Problem description => In how many lines does the string "text" appear? Answer with the number only.

Supplied entries =>

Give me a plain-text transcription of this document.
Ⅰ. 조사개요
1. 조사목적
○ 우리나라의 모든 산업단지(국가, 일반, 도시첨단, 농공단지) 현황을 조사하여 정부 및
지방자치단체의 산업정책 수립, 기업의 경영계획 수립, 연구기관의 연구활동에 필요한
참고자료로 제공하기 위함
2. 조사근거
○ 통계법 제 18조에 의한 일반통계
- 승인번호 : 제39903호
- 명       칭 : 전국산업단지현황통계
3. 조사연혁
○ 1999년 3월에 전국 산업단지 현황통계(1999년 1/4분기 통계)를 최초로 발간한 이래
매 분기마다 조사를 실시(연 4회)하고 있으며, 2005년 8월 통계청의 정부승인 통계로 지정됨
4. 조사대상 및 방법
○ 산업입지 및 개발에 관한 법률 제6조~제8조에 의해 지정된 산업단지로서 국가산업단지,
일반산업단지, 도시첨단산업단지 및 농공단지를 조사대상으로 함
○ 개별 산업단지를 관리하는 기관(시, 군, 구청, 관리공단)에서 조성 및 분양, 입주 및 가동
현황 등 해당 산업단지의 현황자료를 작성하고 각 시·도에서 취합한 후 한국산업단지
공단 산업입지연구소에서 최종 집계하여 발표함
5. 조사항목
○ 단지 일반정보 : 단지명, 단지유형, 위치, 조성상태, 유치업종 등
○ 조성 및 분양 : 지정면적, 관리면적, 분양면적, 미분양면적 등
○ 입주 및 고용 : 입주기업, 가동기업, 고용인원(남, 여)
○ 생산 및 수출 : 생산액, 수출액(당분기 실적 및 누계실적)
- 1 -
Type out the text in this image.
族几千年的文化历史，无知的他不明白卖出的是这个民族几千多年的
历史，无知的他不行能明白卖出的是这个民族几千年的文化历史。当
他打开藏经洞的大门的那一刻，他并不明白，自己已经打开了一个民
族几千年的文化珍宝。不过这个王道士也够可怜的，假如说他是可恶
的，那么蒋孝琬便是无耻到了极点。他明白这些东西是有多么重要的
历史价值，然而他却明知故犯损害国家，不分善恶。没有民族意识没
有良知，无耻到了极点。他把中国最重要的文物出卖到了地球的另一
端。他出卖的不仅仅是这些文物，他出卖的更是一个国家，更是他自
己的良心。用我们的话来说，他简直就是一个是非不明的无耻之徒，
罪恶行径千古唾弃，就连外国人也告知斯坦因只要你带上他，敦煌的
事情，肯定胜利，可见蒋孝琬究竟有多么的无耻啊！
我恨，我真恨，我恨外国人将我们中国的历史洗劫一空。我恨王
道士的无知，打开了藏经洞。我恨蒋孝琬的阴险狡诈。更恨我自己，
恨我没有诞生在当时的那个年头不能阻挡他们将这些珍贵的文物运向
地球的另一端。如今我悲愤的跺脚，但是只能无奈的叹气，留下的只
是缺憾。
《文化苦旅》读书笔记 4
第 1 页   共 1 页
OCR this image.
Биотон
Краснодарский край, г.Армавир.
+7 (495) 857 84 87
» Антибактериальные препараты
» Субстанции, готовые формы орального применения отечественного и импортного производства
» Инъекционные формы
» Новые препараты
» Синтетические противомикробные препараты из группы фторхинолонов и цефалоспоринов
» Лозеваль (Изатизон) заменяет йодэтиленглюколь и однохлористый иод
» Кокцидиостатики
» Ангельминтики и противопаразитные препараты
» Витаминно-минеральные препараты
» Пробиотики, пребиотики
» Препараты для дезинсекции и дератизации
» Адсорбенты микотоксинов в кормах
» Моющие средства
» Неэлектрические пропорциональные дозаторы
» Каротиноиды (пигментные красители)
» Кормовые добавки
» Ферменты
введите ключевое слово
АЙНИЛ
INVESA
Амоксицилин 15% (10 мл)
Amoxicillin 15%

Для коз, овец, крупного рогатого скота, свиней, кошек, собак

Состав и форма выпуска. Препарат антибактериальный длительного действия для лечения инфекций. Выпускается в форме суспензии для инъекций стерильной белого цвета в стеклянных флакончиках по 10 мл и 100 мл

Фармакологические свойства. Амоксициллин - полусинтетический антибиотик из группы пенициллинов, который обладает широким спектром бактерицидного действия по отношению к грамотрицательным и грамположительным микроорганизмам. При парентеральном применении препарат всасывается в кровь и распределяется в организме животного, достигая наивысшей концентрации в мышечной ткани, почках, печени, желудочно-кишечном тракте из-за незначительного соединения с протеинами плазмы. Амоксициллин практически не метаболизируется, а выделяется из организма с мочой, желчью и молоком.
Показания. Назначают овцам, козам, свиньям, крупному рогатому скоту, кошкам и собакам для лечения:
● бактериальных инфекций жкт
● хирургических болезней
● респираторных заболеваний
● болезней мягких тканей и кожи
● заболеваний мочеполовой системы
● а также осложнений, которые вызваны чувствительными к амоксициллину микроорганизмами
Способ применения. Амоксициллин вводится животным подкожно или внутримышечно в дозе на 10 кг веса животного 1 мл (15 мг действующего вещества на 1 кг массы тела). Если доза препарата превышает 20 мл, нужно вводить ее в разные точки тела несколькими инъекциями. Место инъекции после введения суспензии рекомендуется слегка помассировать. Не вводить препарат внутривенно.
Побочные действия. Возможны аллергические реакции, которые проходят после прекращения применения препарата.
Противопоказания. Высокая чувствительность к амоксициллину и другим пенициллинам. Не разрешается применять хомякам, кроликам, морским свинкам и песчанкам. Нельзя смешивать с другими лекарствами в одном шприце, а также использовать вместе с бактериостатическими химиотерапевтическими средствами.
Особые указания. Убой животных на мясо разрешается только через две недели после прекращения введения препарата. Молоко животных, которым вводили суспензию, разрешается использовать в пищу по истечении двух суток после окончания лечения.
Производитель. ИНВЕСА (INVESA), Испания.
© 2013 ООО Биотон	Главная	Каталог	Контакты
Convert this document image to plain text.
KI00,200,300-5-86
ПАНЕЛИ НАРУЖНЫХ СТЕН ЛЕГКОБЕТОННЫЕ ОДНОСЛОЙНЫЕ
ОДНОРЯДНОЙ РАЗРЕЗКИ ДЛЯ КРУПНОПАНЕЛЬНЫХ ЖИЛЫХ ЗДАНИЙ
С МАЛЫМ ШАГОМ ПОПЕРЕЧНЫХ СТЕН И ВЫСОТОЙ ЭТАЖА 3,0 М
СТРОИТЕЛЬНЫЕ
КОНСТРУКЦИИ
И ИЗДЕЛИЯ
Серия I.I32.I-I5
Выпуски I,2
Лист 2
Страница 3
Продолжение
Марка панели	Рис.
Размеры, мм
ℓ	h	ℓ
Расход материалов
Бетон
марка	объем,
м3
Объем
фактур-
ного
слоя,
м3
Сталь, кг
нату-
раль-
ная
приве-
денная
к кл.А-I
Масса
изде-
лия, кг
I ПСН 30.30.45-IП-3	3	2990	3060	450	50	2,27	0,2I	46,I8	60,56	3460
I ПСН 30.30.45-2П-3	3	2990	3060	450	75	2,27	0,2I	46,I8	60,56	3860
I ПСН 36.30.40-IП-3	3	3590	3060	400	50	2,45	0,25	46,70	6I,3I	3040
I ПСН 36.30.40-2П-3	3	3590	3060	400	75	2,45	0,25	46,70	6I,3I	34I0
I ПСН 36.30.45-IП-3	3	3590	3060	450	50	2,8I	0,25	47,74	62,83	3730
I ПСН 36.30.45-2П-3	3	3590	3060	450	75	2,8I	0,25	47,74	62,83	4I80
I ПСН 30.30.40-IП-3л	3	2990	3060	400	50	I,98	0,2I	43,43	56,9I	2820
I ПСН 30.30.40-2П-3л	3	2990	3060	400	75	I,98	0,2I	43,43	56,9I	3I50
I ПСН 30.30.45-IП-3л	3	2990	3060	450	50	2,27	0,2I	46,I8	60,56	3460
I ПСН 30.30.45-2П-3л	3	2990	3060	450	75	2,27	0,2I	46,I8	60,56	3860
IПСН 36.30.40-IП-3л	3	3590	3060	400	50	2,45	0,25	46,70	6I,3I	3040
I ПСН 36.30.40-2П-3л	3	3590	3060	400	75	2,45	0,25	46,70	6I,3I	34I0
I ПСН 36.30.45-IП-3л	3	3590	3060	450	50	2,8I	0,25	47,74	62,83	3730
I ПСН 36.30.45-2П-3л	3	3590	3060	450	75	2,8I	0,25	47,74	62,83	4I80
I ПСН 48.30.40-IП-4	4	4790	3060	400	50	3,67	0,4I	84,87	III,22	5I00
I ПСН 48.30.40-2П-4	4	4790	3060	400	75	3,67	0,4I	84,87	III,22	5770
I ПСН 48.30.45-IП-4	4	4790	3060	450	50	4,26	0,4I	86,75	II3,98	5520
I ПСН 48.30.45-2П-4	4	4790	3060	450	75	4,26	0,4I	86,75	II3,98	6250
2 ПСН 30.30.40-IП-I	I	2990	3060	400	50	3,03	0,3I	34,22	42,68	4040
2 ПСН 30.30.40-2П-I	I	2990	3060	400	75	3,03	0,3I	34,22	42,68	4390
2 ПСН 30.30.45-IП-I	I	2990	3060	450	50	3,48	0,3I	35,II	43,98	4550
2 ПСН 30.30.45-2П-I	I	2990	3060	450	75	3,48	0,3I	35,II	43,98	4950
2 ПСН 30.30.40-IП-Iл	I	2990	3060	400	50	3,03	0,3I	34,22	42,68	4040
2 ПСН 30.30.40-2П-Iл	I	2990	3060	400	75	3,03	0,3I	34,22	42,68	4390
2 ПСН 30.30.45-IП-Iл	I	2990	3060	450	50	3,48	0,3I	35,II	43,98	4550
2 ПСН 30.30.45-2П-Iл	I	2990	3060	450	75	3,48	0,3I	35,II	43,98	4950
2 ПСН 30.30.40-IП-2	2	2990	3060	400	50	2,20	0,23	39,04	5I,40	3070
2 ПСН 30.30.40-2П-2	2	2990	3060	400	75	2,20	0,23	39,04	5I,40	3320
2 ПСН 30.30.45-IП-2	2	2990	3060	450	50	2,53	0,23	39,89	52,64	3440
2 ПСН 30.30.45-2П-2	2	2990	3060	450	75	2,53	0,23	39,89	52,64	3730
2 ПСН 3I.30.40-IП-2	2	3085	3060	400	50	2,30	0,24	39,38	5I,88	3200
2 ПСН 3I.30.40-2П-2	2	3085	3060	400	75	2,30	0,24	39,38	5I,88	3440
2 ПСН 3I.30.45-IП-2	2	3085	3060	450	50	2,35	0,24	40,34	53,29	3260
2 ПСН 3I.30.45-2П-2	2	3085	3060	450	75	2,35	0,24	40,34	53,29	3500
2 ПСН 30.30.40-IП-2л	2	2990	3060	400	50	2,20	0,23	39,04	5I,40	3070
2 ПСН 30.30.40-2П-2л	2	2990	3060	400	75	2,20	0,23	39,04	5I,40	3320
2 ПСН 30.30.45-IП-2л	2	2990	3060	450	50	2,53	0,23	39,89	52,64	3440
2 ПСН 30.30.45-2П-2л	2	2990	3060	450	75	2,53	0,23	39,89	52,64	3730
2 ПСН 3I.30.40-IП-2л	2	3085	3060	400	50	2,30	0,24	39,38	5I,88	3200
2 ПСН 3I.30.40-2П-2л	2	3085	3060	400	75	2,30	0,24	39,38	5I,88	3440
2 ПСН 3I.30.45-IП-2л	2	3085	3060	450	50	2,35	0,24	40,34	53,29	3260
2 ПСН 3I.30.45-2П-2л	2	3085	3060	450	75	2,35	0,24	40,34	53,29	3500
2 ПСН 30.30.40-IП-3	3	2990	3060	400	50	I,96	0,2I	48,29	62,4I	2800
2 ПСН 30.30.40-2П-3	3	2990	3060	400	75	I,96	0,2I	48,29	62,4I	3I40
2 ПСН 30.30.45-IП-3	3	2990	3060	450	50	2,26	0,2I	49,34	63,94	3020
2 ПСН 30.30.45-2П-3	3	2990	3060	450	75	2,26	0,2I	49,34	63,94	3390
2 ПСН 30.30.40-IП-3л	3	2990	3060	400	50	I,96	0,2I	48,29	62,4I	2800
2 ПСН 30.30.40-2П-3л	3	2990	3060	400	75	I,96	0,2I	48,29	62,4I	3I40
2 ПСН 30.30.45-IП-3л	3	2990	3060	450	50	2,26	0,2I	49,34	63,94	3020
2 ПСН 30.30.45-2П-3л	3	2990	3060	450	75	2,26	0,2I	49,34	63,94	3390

Exercise solution => 3